(Collection entries)
· · · ·
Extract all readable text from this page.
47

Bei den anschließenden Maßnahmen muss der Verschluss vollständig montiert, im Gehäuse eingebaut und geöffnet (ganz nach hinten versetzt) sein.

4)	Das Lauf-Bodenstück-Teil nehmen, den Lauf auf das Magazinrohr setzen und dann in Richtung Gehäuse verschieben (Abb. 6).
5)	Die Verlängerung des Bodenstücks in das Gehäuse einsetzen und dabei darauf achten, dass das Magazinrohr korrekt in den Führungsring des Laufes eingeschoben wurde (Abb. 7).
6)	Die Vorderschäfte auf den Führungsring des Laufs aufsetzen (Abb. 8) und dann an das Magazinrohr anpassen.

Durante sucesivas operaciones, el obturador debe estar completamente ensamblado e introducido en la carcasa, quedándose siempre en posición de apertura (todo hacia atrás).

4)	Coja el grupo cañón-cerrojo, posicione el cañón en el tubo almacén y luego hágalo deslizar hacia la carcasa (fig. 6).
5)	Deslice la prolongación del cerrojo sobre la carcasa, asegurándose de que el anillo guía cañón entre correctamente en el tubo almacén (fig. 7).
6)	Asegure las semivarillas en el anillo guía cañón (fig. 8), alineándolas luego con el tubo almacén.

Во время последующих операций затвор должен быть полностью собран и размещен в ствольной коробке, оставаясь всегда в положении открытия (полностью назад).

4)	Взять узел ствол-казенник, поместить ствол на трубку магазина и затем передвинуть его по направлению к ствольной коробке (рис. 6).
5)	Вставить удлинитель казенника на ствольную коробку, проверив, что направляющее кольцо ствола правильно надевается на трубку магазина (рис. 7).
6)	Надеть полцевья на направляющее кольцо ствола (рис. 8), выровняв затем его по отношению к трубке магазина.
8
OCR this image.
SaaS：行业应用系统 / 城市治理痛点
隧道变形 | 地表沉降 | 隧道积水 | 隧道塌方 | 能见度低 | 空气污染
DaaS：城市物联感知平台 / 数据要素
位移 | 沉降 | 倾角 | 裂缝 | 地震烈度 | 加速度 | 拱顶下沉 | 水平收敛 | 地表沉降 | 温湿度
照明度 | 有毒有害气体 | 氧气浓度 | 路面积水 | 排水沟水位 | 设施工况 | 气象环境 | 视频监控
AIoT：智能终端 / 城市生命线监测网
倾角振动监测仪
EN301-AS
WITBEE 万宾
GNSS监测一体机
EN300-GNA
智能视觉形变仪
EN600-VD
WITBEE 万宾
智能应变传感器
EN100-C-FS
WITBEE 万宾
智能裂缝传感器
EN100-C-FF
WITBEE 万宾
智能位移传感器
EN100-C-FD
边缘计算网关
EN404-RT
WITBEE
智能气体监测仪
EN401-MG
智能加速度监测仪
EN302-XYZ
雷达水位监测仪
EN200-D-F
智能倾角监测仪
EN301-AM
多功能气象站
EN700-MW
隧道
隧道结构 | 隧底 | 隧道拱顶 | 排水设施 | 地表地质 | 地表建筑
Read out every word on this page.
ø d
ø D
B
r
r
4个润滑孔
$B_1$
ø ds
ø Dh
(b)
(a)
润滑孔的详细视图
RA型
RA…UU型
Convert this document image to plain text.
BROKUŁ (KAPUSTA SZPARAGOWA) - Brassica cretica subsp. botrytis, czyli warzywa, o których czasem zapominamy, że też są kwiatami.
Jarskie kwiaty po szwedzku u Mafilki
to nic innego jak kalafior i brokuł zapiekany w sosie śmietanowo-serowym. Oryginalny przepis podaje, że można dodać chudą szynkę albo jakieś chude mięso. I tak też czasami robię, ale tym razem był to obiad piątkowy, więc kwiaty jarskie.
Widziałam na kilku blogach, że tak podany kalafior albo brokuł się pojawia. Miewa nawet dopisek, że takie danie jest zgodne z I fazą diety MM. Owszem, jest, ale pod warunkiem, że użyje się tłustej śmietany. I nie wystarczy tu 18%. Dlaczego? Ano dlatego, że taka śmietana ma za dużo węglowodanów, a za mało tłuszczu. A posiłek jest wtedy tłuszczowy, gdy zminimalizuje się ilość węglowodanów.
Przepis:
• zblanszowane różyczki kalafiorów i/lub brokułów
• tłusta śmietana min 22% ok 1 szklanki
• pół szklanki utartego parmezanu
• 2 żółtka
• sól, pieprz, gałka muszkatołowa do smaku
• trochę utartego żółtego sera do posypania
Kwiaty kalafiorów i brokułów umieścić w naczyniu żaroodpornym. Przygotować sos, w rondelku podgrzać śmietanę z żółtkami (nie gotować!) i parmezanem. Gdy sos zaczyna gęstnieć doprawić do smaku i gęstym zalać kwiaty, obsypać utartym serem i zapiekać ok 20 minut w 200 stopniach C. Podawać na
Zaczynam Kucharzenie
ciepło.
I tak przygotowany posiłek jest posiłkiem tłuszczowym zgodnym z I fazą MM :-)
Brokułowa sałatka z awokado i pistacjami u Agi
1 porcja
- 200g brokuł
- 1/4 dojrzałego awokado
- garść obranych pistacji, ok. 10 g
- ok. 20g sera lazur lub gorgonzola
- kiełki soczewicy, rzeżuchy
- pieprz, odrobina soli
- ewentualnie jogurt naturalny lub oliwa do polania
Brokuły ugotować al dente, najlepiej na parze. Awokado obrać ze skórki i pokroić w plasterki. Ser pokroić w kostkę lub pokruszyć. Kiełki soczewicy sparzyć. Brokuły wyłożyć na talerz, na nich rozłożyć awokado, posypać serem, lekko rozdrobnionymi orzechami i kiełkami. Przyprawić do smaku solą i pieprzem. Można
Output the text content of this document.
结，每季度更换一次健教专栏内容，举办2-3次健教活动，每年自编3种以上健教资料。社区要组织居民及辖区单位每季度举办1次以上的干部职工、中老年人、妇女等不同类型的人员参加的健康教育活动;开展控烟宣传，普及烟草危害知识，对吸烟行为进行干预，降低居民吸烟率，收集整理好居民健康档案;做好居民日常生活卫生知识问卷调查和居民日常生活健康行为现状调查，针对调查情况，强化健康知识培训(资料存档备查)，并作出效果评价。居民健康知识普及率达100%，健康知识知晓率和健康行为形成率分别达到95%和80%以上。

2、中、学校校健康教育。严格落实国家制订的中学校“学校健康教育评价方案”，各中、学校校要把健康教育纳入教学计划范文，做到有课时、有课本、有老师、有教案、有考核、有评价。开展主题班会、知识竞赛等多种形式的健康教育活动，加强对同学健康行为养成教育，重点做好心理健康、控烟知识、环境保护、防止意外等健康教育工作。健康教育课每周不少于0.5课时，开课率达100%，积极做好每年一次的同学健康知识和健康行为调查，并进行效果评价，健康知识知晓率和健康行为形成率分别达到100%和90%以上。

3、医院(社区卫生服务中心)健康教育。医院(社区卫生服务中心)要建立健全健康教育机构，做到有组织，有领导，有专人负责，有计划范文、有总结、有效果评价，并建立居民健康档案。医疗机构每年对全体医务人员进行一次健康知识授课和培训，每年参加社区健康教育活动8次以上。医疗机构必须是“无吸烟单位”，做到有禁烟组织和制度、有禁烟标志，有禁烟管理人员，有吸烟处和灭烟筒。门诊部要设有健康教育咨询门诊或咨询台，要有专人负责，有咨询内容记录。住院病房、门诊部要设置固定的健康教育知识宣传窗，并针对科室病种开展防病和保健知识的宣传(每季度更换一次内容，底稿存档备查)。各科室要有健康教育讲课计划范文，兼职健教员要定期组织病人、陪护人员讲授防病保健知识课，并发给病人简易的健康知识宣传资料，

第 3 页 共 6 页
· · · ·
▸ TASK OBJECTIVE: Each line that holds the word "brokułów" is to be copied.

▸ THE ANSWER:
• zblanszowane różyczki kalafiorów i/lub brokułów
Kwiaty kalafiorów i brokułów umieścić w naczyniu żaroodpornym. Przygotować sos, w rondelku podgrzać śmietanę z żółtkami (nie gotować!) i parmezanem. Gdy sos zaczyna gęstnieć doprawić do smaku i gęstym zalać kwiaty, obsypać utartym serem i zapiekać ok 20 minut w 200 stopniach C. Podawać na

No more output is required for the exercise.